(Your goal): Extract every line that includes the string "structured".

(Exercise data):
Start

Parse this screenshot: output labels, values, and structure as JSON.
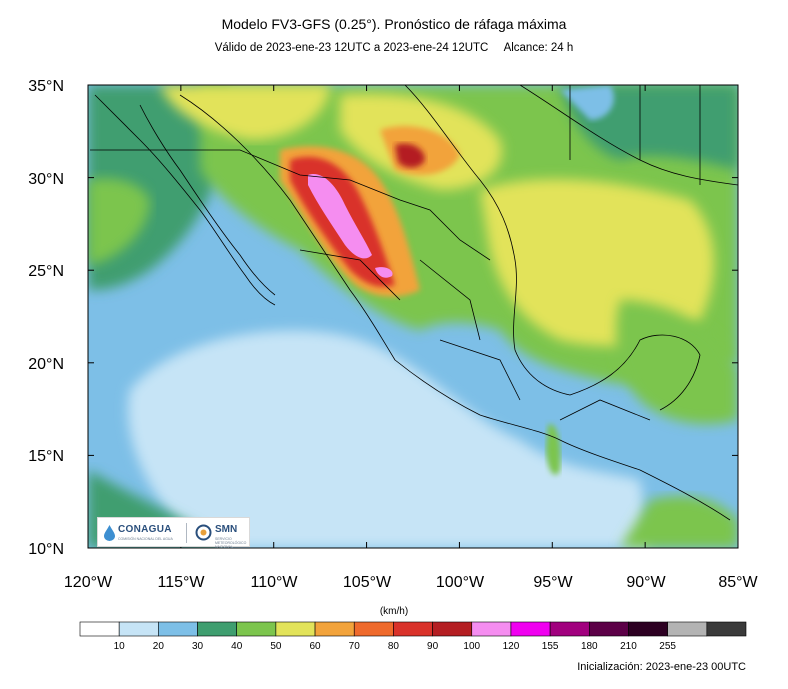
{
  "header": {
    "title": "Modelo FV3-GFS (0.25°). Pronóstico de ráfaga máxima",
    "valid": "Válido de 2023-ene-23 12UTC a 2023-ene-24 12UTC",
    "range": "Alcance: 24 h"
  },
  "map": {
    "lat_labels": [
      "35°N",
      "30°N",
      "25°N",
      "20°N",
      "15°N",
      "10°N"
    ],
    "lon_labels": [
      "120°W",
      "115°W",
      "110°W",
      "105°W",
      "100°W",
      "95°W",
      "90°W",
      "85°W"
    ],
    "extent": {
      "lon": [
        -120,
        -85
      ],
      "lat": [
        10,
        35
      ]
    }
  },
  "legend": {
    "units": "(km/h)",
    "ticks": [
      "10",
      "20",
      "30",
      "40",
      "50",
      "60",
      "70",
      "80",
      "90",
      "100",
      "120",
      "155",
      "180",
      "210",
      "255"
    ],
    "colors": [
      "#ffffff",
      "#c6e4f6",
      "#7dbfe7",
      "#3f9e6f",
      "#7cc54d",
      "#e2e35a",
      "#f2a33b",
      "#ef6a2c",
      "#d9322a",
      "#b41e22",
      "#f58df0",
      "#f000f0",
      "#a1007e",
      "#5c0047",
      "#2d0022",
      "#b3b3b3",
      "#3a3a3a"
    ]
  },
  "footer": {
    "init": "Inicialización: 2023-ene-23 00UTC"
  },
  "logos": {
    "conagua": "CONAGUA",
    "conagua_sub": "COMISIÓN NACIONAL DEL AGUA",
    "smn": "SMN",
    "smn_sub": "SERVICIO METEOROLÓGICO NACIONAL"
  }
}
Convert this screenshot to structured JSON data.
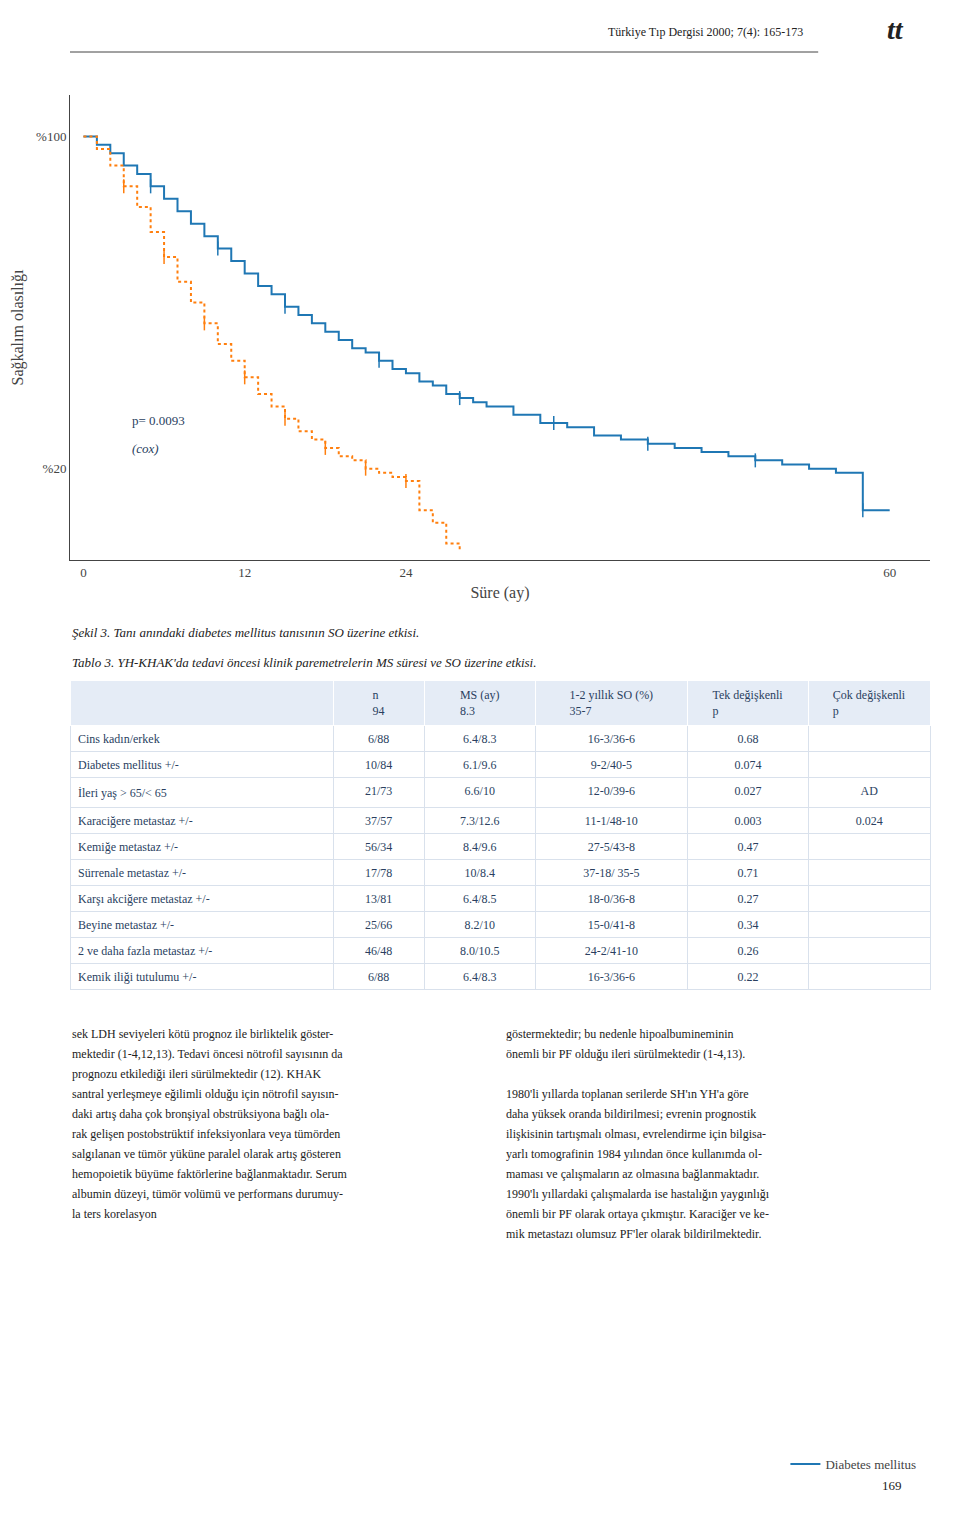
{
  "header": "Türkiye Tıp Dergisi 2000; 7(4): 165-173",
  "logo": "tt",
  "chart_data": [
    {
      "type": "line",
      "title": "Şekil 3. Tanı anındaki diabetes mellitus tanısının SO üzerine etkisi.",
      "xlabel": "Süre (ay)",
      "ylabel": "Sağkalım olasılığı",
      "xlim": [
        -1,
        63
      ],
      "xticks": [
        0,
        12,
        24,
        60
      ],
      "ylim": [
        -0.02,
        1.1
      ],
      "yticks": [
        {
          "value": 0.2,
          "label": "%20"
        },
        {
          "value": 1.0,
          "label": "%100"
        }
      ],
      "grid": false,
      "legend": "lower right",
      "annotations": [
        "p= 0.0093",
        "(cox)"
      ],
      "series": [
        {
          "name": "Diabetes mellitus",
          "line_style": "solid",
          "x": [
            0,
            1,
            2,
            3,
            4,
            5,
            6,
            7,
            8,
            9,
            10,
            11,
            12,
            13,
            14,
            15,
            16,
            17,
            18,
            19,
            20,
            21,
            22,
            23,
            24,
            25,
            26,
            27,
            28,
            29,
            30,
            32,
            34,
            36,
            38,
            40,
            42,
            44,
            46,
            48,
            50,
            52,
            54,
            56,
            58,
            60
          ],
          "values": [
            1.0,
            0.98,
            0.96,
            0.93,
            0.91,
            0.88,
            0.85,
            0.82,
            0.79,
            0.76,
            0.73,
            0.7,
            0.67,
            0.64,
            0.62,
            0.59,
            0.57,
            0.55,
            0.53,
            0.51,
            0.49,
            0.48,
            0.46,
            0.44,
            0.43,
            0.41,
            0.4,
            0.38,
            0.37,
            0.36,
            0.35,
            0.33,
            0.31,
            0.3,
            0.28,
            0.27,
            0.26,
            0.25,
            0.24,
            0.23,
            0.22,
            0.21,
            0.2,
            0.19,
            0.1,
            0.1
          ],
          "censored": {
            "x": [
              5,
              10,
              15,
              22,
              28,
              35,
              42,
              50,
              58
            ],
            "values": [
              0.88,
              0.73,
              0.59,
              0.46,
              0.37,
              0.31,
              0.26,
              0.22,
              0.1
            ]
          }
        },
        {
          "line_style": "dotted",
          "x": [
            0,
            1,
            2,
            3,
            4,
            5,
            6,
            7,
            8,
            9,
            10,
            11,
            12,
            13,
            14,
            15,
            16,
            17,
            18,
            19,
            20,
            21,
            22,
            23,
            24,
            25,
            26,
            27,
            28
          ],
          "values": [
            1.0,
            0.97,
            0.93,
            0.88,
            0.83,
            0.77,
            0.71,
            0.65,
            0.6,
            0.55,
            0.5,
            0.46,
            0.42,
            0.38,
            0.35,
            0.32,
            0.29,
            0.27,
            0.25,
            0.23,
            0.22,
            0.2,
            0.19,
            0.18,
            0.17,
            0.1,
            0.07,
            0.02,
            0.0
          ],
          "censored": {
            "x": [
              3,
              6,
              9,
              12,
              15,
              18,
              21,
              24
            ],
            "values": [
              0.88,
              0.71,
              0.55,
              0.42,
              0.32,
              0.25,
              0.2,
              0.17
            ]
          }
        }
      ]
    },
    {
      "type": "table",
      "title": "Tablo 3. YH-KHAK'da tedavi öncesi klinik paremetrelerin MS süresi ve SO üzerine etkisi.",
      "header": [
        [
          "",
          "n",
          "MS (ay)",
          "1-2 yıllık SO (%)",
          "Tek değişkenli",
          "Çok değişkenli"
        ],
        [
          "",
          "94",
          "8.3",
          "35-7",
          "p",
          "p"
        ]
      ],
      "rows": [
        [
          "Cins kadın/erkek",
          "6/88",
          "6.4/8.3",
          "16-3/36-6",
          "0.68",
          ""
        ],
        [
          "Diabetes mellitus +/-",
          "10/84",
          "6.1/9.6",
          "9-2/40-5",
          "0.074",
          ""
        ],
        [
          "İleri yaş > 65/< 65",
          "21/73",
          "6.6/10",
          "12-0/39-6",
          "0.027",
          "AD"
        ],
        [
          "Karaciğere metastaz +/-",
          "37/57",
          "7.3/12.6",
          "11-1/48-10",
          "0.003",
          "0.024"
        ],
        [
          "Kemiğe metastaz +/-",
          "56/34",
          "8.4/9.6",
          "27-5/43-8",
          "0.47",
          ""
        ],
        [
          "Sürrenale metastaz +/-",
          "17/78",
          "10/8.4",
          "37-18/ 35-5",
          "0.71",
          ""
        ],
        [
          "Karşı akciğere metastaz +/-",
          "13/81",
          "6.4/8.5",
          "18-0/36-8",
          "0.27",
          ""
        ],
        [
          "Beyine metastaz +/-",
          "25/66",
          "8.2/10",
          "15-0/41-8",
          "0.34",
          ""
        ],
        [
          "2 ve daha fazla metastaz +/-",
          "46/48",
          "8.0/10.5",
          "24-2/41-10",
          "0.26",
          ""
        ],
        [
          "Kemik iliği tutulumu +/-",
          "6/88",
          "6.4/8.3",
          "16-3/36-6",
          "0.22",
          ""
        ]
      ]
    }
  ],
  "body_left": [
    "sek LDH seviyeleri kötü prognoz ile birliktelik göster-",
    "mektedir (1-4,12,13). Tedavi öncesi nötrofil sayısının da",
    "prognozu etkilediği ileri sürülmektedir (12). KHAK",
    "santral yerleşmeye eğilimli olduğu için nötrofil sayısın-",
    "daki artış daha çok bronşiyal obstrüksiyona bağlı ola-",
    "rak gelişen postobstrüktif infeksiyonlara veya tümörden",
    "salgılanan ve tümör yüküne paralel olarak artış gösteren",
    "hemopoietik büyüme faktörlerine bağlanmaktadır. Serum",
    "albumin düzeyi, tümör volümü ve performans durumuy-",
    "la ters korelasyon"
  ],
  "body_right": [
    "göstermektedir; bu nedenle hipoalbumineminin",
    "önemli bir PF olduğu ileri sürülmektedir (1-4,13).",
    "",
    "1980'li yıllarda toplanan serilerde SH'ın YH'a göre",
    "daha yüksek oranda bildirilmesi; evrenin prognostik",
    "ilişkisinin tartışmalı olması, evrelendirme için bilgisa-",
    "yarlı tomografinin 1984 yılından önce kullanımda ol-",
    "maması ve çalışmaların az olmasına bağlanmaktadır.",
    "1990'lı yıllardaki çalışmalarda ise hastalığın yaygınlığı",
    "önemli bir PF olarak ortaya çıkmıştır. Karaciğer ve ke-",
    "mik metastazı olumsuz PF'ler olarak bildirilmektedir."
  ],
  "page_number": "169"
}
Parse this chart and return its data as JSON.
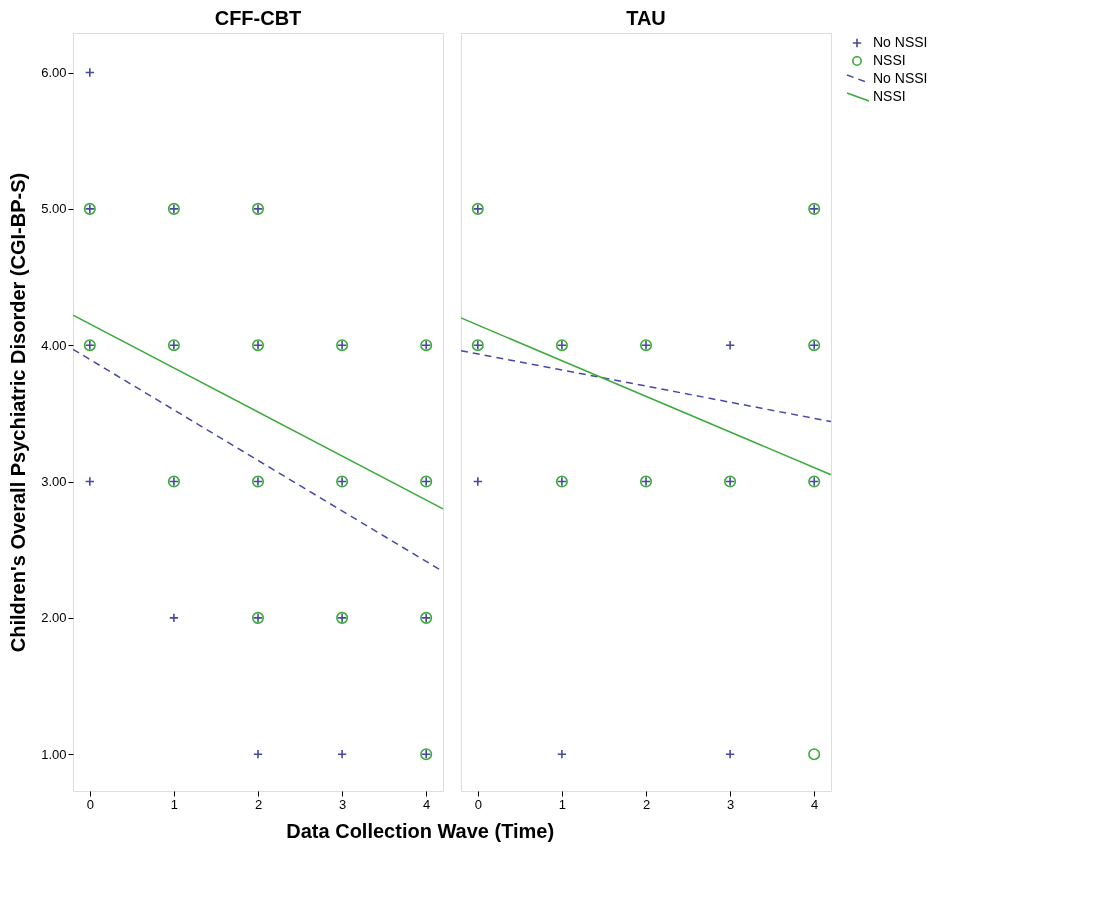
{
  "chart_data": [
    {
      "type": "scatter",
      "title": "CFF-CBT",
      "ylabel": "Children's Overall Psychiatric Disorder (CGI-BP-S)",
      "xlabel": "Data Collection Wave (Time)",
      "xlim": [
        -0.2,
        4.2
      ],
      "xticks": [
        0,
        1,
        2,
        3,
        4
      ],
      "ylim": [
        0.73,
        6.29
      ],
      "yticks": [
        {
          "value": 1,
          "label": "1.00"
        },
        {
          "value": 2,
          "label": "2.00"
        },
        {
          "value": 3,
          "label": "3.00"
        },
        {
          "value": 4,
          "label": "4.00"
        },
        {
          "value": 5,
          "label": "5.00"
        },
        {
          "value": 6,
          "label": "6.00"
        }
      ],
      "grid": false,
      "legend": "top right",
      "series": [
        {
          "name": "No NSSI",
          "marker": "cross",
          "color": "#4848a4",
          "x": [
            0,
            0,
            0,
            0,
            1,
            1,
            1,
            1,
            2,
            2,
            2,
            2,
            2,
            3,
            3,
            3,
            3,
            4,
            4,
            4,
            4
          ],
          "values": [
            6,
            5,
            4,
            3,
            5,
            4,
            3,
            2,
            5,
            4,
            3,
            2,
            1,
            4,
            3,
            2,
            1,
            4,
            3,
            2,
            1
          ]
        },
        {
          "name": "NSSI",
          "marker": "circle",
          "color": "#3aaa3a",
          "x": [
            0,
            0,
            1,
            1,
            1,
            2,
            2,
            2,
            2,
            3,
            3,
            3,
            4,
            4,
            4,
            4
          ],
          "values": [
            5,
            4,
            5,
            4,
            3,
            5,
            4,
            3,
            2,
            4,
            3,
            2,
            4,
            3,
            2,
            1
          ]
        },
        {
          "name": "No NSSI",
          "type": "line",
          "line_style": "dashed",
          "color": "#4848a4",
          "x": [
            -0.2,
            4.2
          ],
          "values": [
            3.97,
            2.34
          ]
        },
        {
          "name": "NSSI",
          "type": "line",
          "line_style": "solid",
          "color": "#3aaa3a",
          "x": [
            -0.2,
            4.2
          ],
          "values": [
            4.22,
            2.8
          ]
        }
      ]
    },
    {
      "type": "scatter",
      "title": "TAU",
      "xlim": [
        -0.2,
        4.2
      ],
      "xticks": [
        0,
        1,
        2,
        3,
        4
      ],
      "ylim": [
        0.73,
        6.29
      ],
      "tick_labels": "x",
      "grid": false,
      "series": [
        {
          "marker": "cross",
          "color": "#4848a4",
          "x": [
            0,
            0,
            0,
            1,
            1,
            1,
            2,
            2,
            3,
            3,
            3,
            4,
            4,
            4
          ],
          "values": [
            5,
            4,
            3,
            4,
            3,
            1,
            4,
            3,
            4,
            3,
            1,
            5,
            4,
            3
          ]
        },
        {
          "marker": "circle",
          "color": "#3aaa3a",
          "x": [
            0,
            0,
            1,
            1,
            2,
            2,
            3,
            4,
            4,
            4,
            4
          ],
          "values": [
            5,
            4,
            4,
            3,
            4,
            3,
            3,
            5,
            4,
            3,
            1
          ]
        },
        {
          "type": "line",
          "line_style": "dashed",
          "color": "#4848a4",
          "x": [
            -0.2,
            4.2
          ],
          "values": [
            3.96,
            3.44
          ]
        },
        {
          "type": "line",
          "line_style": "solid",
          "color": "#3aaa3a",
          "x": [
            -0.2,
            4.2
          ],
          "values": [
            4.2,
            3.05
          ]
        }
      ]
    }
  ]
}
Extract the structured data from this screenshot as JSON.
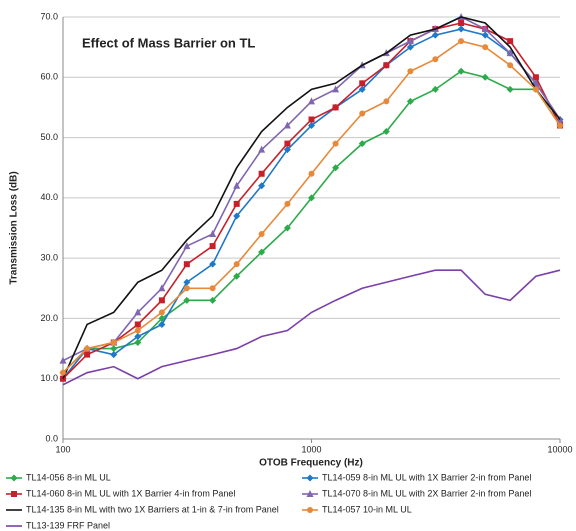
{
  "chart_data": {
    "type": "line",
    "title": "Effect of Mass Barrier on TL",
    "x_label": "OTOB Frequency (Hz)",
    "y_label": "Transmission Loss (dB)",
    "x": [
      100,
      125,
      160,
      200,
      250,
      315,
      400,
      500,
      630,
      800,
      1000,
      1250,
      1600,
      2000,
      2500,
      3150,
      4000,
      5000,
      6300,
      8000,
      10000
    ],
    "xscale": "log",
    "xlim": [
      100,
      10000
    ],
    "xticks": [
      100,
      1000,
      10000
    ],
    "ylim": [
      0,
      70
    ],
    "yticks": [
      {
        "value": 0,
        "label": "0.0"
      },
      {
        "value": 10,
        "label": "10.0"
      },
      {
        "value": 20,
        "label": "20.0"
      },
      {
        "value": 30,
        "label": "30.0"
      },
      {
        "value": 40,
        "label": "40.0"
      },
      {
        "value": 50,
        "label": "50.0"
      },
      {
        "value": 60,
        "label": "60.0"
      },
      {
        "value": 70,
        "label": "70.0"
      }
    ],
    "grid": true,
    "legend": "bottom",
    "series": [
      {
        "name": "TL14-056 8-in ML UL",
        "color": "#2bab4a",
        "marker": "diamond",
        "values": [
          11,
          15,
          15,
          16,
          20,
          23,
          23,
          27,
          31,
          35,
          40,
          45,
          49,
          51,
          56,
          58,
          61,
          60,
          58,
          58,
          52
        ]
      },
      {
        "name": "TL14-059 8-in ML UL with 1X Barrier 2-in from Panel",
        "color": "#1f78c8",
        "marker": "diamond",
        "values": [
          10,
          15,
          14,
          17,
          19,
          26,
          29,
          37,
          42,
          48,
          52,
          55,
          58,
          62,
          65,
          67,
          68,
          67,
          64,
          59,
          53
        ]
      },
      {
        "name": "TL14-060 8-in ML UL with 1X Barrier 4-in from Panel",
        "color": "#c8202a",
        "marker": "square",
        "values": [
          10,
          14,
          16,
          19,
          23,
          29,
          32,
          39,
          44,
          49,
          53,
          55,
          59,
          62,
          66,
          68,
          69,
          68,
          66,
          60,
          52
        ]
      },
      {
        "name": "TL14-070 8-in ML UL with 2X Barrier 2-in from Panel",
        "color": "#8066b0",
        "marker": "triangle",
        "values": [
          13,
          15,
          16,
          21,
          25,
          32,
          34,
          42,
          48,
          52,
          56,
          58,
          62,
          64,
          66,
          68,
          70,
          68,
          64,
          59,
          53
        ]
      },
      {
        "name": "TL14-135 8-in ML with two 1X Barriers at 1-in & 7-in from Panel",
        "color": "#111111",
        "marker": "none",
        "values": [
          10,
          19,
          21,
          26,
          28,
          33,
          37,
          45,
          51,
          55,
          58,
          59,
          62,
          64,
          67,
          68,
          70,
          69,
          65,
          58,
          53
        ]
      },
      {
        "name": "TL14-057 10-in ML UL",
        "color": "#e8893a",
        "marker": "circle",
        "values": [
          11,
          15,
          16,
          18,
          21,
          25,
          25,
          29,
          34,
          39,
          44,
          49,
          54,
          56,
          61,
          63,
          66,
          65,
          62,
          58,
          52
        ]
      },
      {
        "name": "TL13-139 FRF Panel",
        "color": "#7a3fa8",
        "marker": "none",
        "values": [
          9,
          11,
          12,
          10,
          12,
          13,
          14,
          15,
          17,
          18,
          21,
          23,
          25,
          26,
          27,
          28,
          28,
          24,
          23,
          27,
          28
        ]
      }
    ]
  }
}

End

(Solved problem):
Convert this screenshot to structured JSON data.
Extract the structured data from this screenshot as JSON.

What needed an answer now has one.